Stored data:

## BEGIN

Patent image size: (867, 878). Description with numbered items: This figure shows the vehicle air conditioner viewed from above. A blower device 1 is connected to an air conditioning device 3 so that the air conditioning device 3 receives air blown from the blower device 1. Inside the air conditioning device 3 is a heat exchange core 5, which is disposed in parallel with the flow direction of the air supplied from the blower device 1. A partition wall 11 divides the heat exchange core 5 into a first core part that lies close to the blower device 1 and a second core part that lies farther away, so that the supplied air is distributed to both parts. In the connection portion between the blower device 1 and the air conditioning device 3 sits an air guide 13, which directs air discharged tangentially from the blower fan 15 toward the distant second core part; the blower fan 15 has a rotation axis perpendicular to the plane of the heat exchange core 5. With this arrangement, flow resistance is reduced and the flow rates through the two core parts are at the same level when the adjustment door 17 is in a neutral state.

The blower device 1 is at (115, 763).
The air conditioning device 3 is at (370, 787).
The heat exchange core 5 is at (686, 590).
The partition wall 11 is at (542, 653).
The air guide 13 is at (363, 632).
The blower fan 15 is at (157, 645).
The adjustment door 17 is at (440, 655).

## END

◆ Work to do ◆
Return these lines word for word, covering all the records.

◆ Solution for this problem ◆
Patent image size: (867, 878). Description with numbered items: This figure shows the vehicle air conditioner viewed from above. A blower device 1 is connected to an air conditioning device 3 so that the air conditioning device 3 receives air blown from the blower device 1. Inside the air conditioning device 3 is a heat exchange core 5, which is disposed in parallel with the flow direction of the air supplied from the blower device 1. A partition wall 11 divides the heat exchange core 5 into a first core part that lies close to the blower device 1 and a second core part that lies farther away, so that the supplied air is distributed to both parts. In the connection portion between the blower device 1 and the air conditioning device 3 sits an air guide 13, which directs air discharged tangentially from the blower fan 15 toward the distant second core part; the blower fan 15 has a rotation axis perpendicular to the plane of the heat exchange core 5. With this arrangement, flow resistance is reduced and the flow rates through the two core parts are at the same level when the adjustment door 17 is in a neutral state.

The blower device 1 is at (115, 763).
The air conditioning device 3 is at (370, 787).
The heat exchange core 5 is at (686, 590).
The partition wall 11 is at (542, 653).
The air guide 13 is at (363, 632).
The blower fan 15 is at (157, 645).
The adjustment door 17 is at (440, 655).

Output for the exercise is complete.